**Set task**
Among the lines below, count those with "JSON". Give the total alone.

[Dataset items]

━━━

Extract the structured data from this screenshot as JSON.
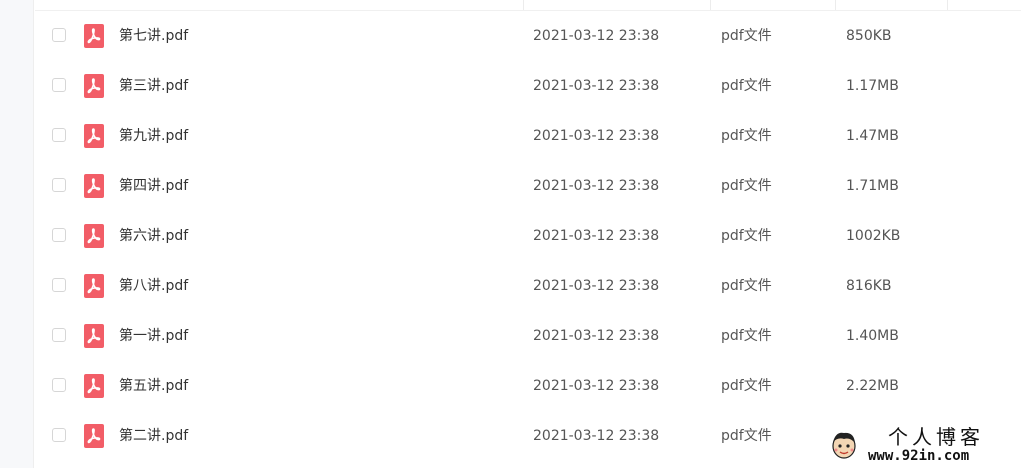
{
  "colors": {
    "accent_pdf": "#f25d67",
    "text_primary": "#333333",
    "text_secondary": "#555555"
  },
  "file_list": {
    "rows": [
      {
        "name": "第七讲.pdf",
        "date": "2021-03-12 23:38",
        "type": "pdf文件",
        "size": "850KB",
        "icon": "pdf-file-icon"
      },
      {
        "name": "第三讲.pdf",
        "date": "2021-03-12 23:38",
        "type": "pdf文件",
        "size": "1.17MB",
        "icon": "pdf-file-icon"
      },
      {
        "name": "第九讲.pdf",
        "date": "2021-03-12 23:38",
        "type": "pdf文件",
        "size": "1.47MB",
        "icon": "pdf-file-icon"
      },
      {
        "name": "第四讲.pdf",
        "date": "2021-03-12 23:38",
        "type": "pdf文件",
        "size": "1.71MB",
        "icon": "pdf-file-icon"
      },
      {
        "name": "第六讲.pdf",
        "date": "2021-03-12 23:38",
        "type": "pdf文件",
        "size": "1002KB",
        "icon": "pdf-file-icon"
      },
      {
        "name": "第八讲.pdf",
        "date": "2021-03-12 23:38",
        "type": "pdf文件",
        "size": "816KB",
        "icon": "pdf-file-icon"
      },
      {
        "name": "第一讲.pdf",
        "date": "2021-03-12 23:38",
        "type": "pdf文件",
        "size": "1.40MB",
        "icon": "pdf-file-icon"
      },
      {
        "name": "第五讲.pdf",
        "date": "2021-03-12 23:38",
        "type": "pdf文件",
        "size": "2.22MB",
        "icon": "pdf-file-icon"
      },
      {
        "name": "第二讲.pdf",
        "date": "2021-03-12 23:38",
        "type": "pdf文件",
        "size": "",
        "icon": "pdf-file-icon"
      }
    ]
  },
  "watermark": {
    "title": "个人博客",
    "url": "www.92in.com"
  }
}
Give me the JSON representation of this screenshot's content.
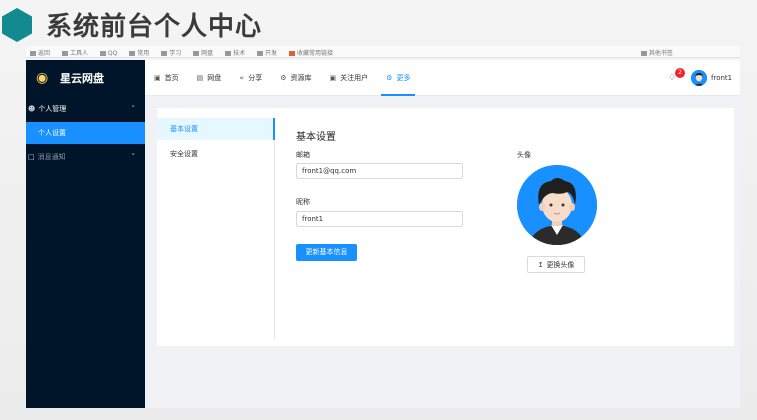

━━━

**Answer**
2